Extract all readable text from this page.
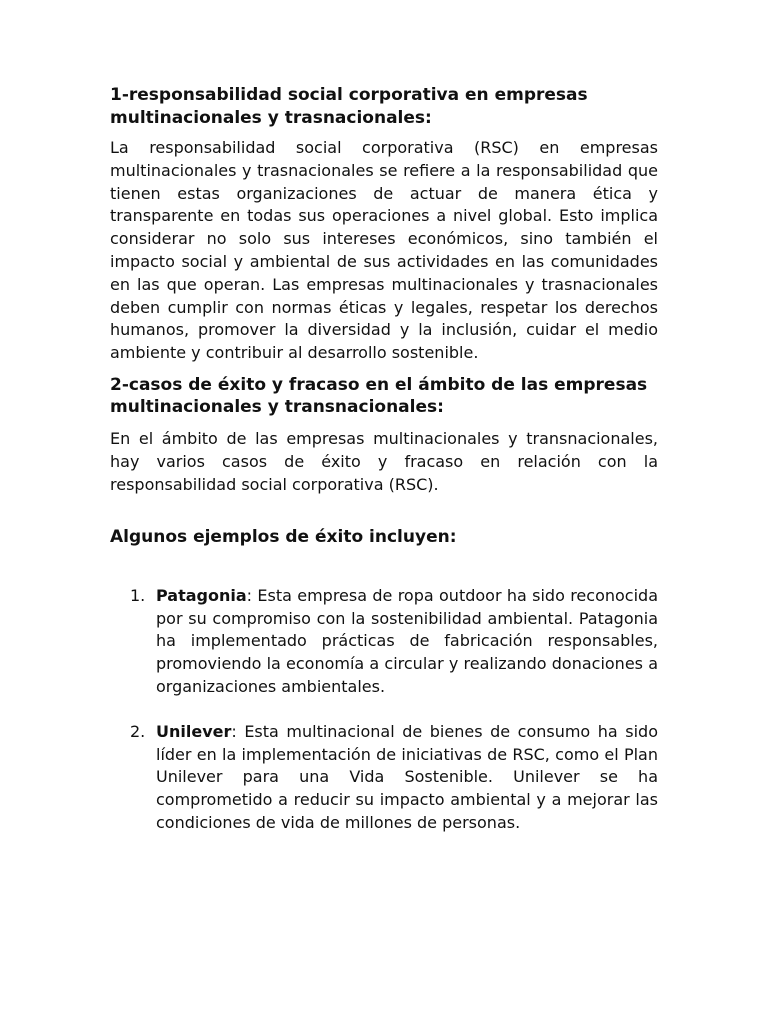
1-responsabilidad social corporativa en empresas multinacionales y trasnacionales:

La responsabilidad social corporativa (RSC) en empresas multinacionales y trasnacionales se refiere a la responsabilidad que tienen estas organizaciones de actuar de manera ética y transparente en todas sus operaciones a nivel global. Esto implica considerar no solo sus intereses económicos, sino también el impacto social y ambiental de sus actividades en las comunidades en las que operan. Las empresas multinacionales y trasnacionales deben cumplir con normas éticas y legales, respetar los derechos humanos, promover la diversidad y la inclusión, cuidar el medio ambiente y contribuir al desarrollo sostenible.

2-casos de éxito y fracaso en el ámbito de las empresas multinacionales y transnacionales:

En el ámbito de las empresas multinacionales y transnacionales, hay varios casos de éxito y fracaso en relación con la responsabilidad social corporativa (RSC).

Algunos ejemplos de éxito incluyen:

1. Patagonia: Esta empresa de ropa outdoor ha sido reconocida por su compromiso con la sostenibilidad ambiental. Patagonia ha implementado prácticas de fabricación responsables, promoviendo la economía a circular y realizando donaciones a organizaciones ambientales.
2. Unilever: Esta multinacional de bienes de consumo ha sido líder en la implementación de iniciativas de RSC, como el Plan Unilever para una Vida Sostenible. Unilever se ha comprometido a reducir su impacto ambiental y a mejorar las condiciones de vida de millones de personas.
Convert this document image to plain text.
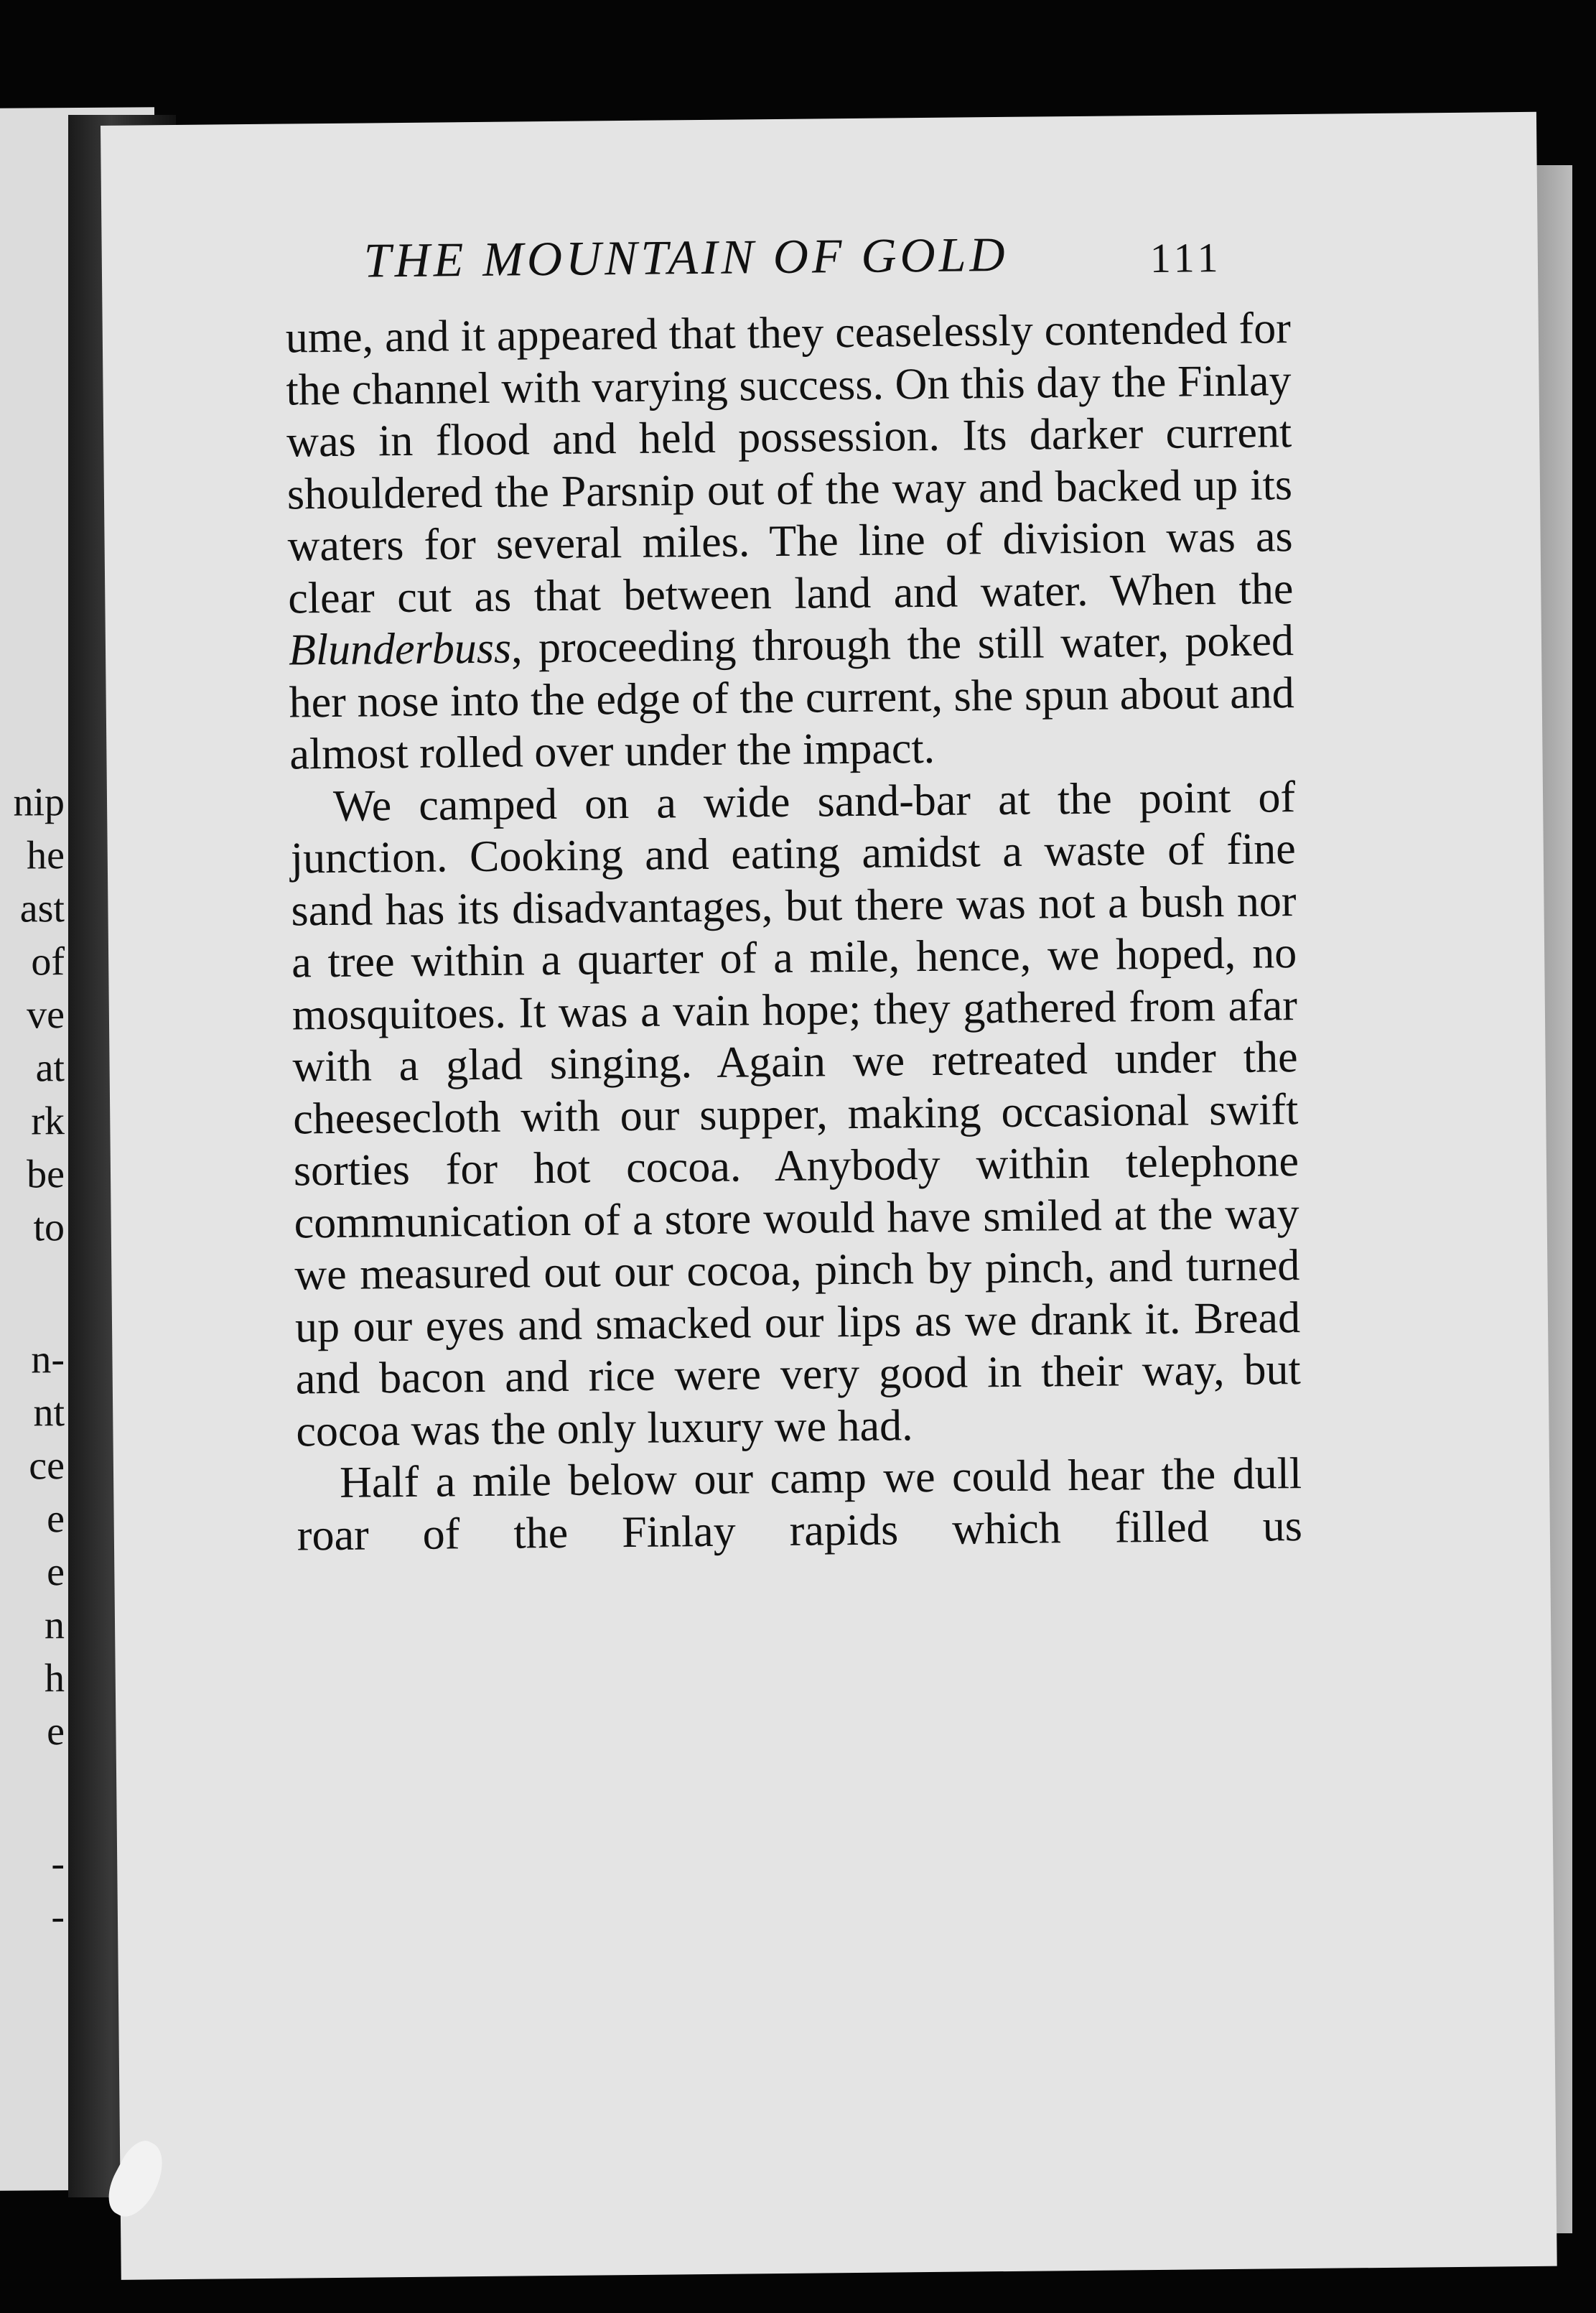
nip
he
ast
of
ve
at
rk
be
to
n-
nt
ce
e
e
n
h
e
-
-
THE MOUNTAIN OF GOLD	111

ume, and it appeared that they ceaselessly contended for the channel with varying success. On this day the Finlay was in flood and held possession. Its darker current shouldered the Parsnip out of the way and backed up its waters for several miles. The line of division was as clear cut as that between land and water. When the Blunderbuss, proceeding through the still water, poked her nose into the edge of the current, she spun about and almost rolled over under the impact.

We camped on a wide sand-bar at the point of junction. Cooking and eating amidst a waste of fine sand has its disadvantages, but there was not a bush nor a tree within a quarter of a mile, hence, we hoped, no mosquitoes. It was a vain hope; they gathered from afar with a glad singing. Again we retreated under the cheesecloth with our supper, making occasional swift sorties for hot cocoa. Anybody within telephone communication of a store would have smiled at the way we measured out our cocoa, pinch by pinch, and turned up our eyes and smacked our lips as we drank it. Bread and bacon and rice were very good in their way, but cocoa was the only luxury we had.

Half a mile below our camp we could hear the dull roar of the Finlay rapids which filled us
★ ★ ★ ★ ★
_WHAT IS EXPECTED:_
Count the lines above in which the word "impacto" appears, then state only that count.

_SOLUTION:_
2